» EXERCISE DETAILS: In the copy, include every entry exactly but none of the pictures.

**** AVAILABLE RECORDS

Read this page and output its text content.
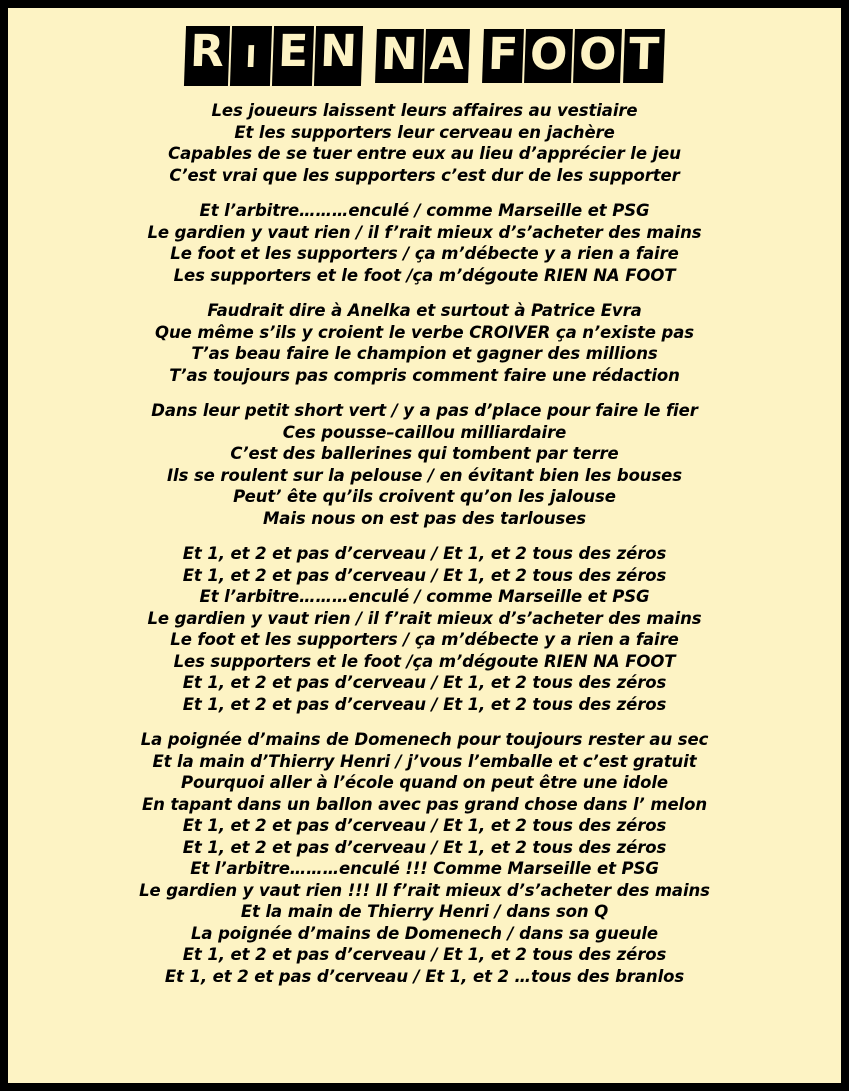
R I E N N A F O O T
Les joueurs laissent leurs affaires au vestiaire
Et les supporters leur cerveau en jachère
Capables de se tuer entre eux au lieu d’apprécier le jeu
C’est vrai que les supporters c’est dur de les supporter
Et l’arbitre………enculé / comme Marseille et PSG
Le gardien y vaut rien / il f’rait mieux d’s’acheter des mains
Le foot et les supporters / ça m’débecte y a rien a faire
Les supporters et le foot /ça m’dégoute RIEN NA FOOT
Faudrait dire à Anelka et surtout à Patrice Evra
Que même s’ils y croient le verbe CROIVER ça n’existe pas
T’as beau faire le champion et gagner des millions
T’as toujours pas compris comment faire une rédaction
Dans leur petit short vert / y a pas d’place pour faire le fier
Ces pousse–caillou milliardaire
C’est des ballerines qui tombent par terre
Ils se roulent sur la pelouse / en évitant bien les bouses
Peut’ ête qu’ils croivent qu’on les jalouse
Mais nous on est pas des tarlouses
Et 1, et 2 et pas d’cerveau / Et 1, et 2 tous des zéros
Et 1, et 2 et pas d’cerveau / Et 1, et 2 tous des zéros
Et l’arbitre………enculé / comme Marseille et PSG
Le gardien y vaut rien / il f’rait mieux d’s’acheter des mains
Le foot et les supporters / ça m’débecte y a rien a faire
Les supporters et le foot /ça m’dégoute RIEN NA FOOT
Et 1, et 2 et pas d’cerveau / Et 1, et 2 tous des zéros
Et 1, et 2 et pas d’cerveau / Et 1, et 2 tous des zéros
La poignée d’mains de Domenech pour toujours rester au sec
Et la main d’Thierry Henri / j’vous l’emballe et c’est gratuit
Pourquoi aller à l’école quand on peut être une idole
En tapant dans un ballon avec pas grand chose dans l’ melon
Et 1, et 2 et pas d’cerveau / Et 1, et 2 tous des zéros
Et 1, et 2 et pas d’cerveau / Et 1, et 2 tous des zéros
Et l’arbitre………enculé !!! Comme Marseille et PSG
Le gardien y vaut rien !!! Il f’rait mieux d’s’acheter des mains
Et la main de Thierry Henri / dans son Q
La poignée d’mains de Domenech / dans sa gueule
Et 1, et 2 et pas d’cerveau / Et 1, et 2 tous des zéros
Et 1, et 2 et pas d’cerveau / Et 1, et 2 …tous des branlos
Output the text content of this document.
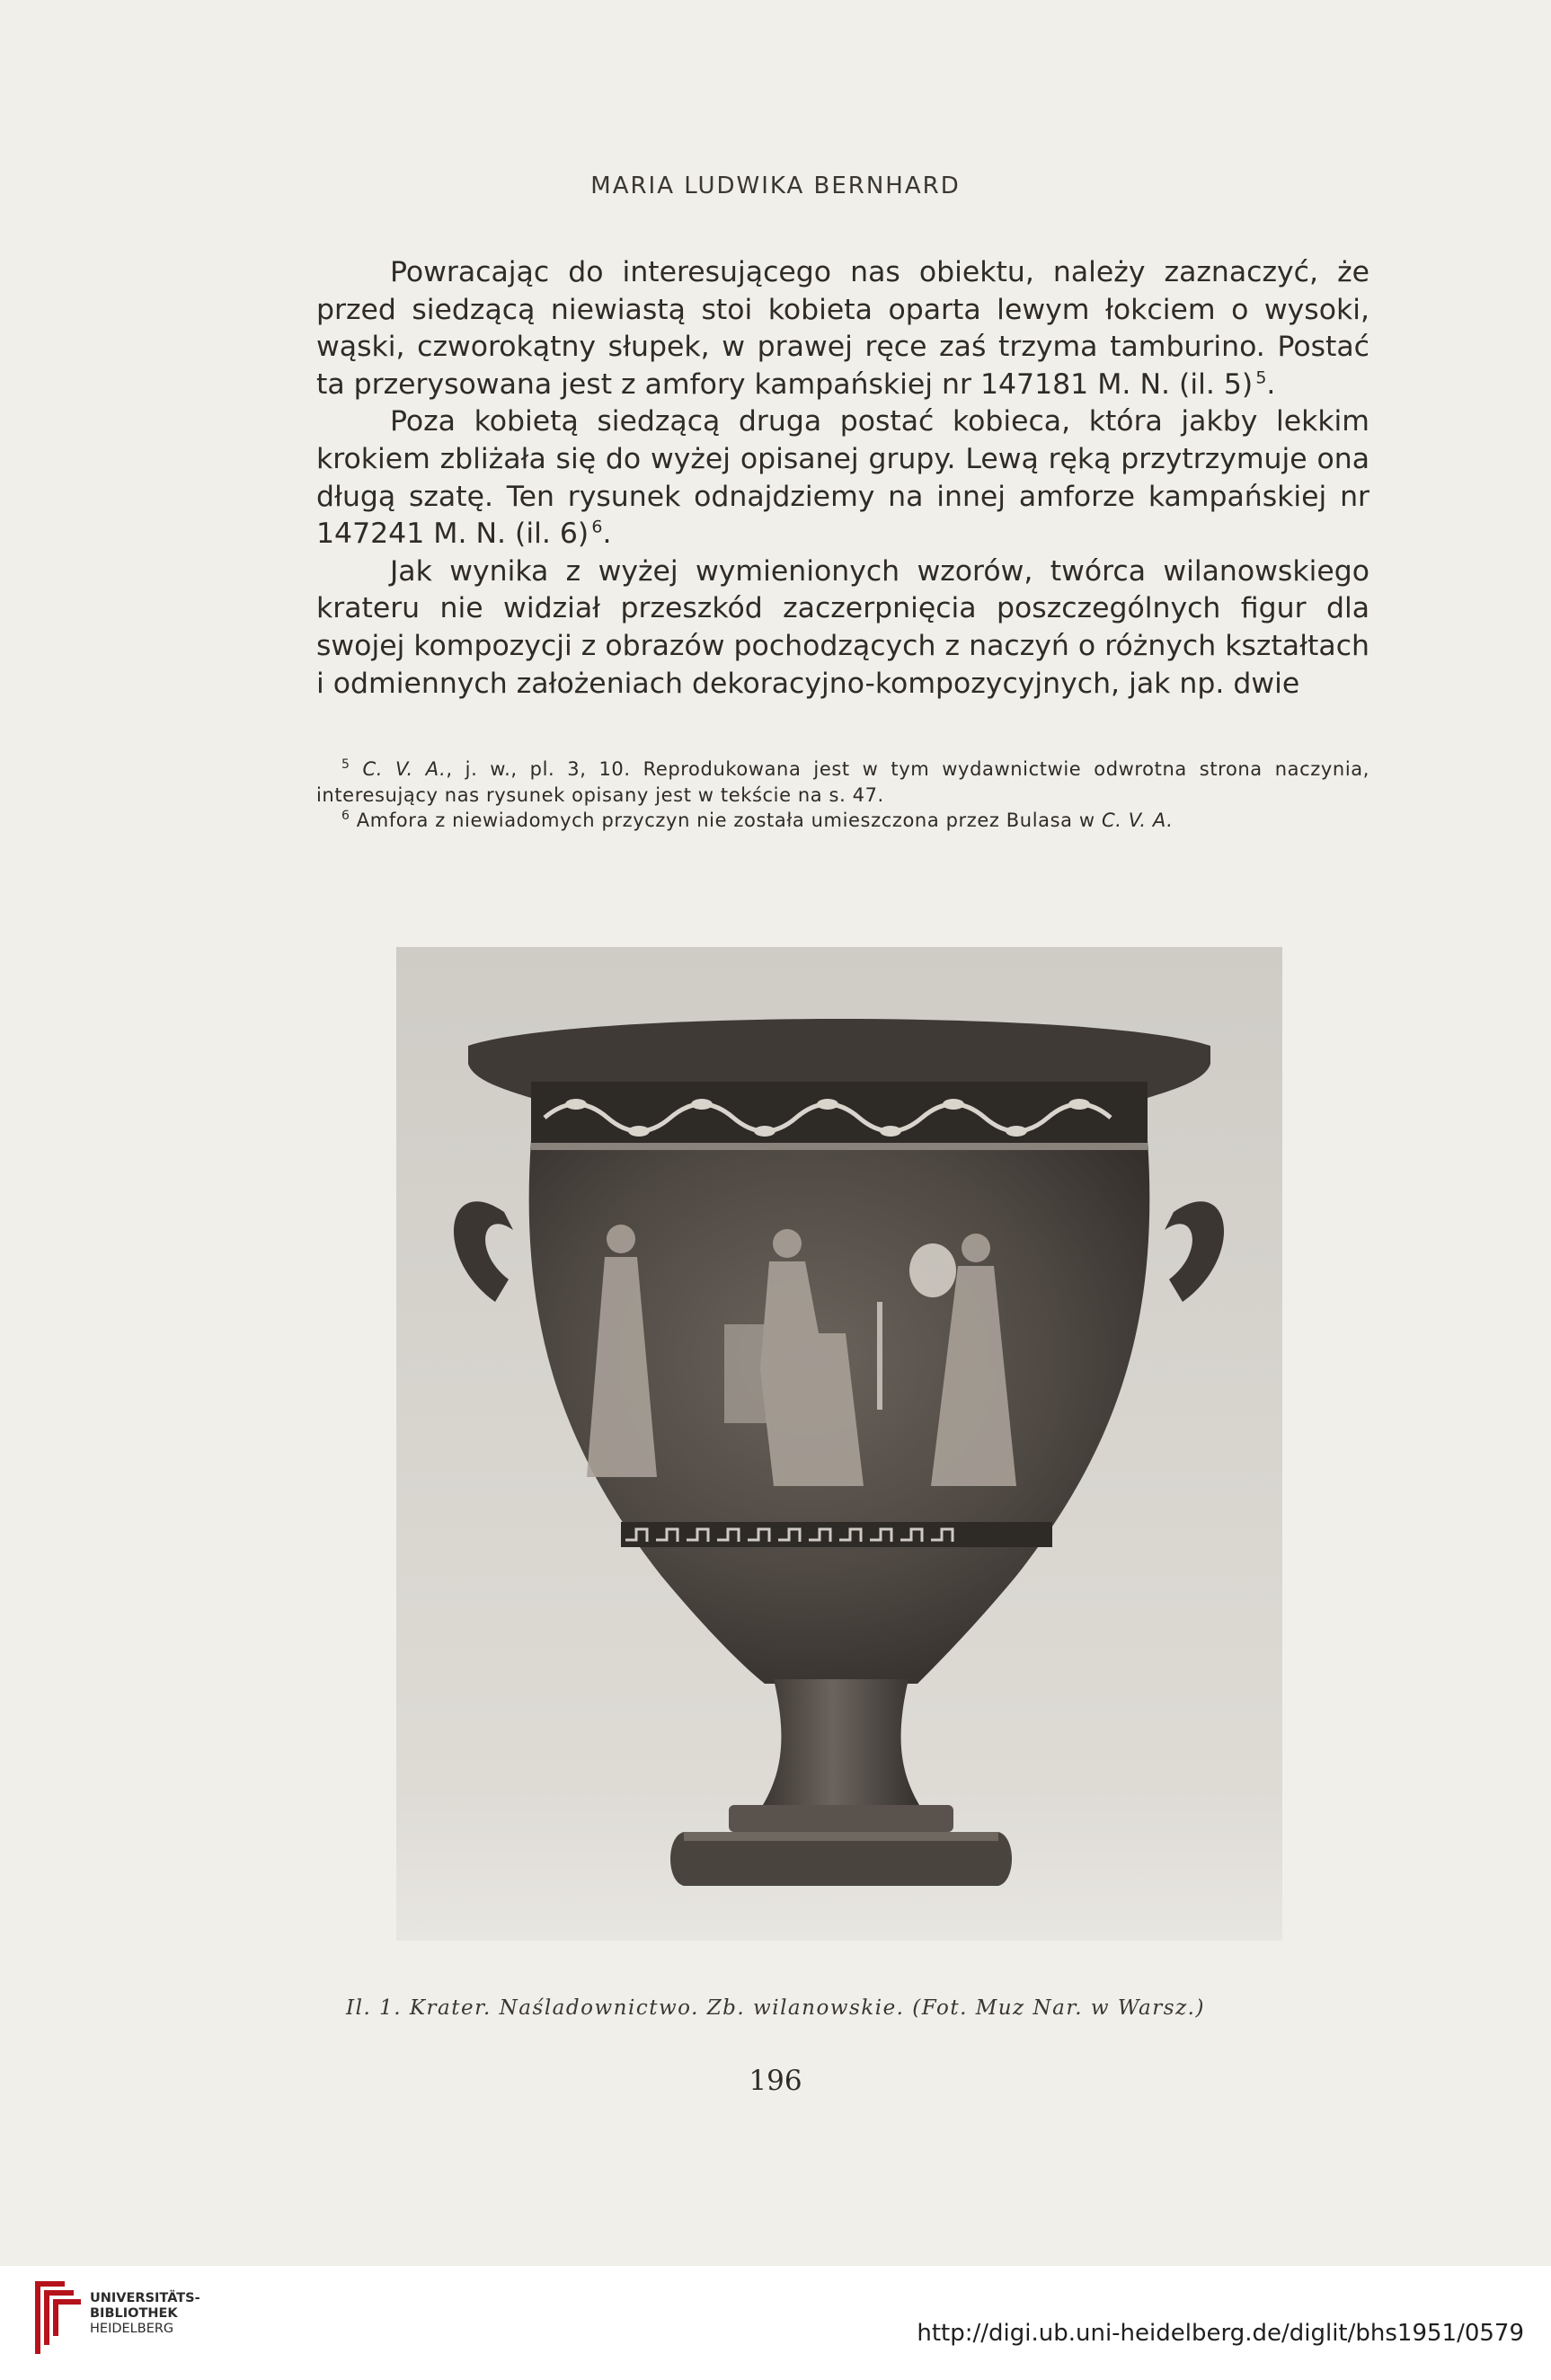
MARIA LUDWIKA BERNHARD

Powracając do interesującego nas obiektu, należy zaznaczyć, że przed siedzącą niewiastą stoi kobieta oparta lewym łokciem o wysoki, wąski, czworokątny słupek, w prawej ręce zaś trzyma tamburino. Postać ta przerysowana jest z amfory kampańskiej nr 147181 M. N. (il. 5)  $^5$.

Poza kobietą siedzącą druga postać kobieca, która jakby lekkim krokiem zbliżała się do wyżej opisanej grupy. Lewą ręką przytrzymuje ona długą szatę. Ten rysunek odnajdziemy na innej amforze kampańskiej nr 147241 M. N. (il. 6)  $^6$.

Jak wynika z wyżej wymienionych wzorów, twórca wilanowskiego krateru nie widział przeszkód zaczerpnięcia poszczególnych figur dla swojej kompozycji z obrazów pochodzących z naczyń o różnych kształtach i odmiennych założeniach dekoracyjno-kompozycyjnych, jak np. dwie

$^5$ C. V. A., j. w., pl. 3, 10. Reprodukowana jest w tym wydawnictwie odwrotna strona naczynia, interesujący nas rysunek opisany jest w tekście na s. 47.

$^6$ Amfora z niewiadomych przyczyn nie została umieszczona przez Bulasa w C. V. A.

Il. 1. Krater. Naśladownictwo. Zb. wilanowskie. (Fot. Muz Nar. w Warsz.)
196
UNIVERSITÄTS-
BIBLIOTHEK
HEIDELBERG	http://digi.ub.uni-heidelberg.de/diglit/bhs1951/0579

********

» OUTPUT BELOW:
Read this page and output its text content.
R I E N N A F O O T
Les joueurs laissent leurs affaires au vestiaire
Et les supporters leur cerveau en jachère
Capables de se tuer entre eux au lieu d’apprécier le jeu
C’est vrai que les supporters c’est dur de les supporter
Et l’arbitre………enculé / comme Marseille et PSG
Le gardien y vaut rien / il f’rait mieux d’s’acheter des mains
Le foot et les supporters / ça m’débecte y a rien a faire
Les supporters et le foot /ça m’dégoute RIEN NA FOOT
Faudrait dire à Anelka et surtout à Patrice Evra
Que même s’ils y croient le verbe CROIVER ça n’existe pas
T’as beau faire le champion et gagner des millions
T’as toujours pas compris comment faire une rédaction
Dans leur petit short vert / y a pas d’place pour faire le fier
Ces pousse–caillou milliardaire
C’est des ballerines qui tombent par terre
Ils se roulent sur la pelouse / en évitant bien les bouses
Peut’ ête qu’ils croivent qu’on les jalouse
Mais nous on est pas des tarlouses
Et 1, et 2 et pas d’cerveau / Et 1, et 2 tous des zéros
Et 1, et 2 et pas d’cerveau / Et 1, et 2 tous des zéros
Et l’arbitre………enculé / comme Marseille et PSG
Le gardien y vaut rien / il f’rait mieux d’s’acheter des mains
Le foot et les supporters / ça m’débecte y a rien a faire
Les supporters et le foot /ça m’dégoute RIEN NA FOOT
Et 1, et 2 et pas d’cerveau / Et 1, et 2 tous des zéros
Et 1, et 2 et pas d’cerveau / Et 1, et 2 tous des zéros
La poignée d’mains de Domenech pour toujours rester au sec
Et la main d’Thierry Henri / j’vous l’emballe et c’est gratuit
Pourquoi aller à l’école quand on peut être une idole
En tapant dans un ballon avec pas grand chose dans l’ melon
Et 1, et 2 et pas d’cerveau / Et 1, et 2 tous des zéros
Et 1, et 2 et pas d’cerveau / Et 1, et 2 tous des zéros
Et l’arbitre………enculé !!! Comme Marseille et PSG
Le gardien y vaut rien !!! Il f’rait mieux d’s’acheter des mains
Et la main de Thierry Henri / dans son Q
La poignée d’mains de Domenech / dans sa gueule
Et 1, et 2 et pas d’cerveau / Et 1, et 2 tous des zéros
Et 1, et 2 et pas d’cerveau / Et 1, et 2 …tous des branlos
Output the text content of this document.
MARIA LUDWIKA BERNHARD

Powracając do interesującego nas obiektu, należy zaznaczyć, że przed siedzącą niewiastą stoi kobieta oparta lewym łokciem o wysoki, wąski, czworokątny słupek, w prawej ręce zaś trzyma tamburino. Postać ta przerysowana jest z amfory kampańskiej nr 147181 M. N. (il. 5)  $^5$.

Poza kobietą siedzącą druga postać kobieca, która jakby lekkim krokiem zbliżała się do wyżej opisanej grupy. Lewą ręką przytrzymuje ona długą szatę. Ten rysunek odnajdziemy na innej amforze kampańskiej nr 147241 M. N. (il. 6)  $^6$.

Jak wynika z wyżej wymienionych wzorów, twórca wilanowskiego krateru nie widział przeszkód zaczerpnięcia poszczególnych figur dla swojej kompozycji z obrazów pochodzących z naczyń o różnych kształtach i odmiennych założeniach dekoracyjno-kompozycyjnych, jak np. dwie

$^5$ C. V. A., j. w., pl. 3, 10. Reprodukowana jest w tym wydawnictwie odwrotna strona naczynia, interesujący nas rysunek opisany jest w tekście na s. 47.

$^6$ Amfora z niewiadomych przyczyn nie została umieszczona przez Bulasa w C. V. A.

Il. 1. Krater. Naśladownictwo. Zb. wilanowskie. (Fot. Muz Nar. w Warsz.)
196
UNIVERSITÄTS-
BIBLIOTHEK
HEIDELBERG	http://digi.ub.uni-heidelberg.de/diglit/bhs1951/0579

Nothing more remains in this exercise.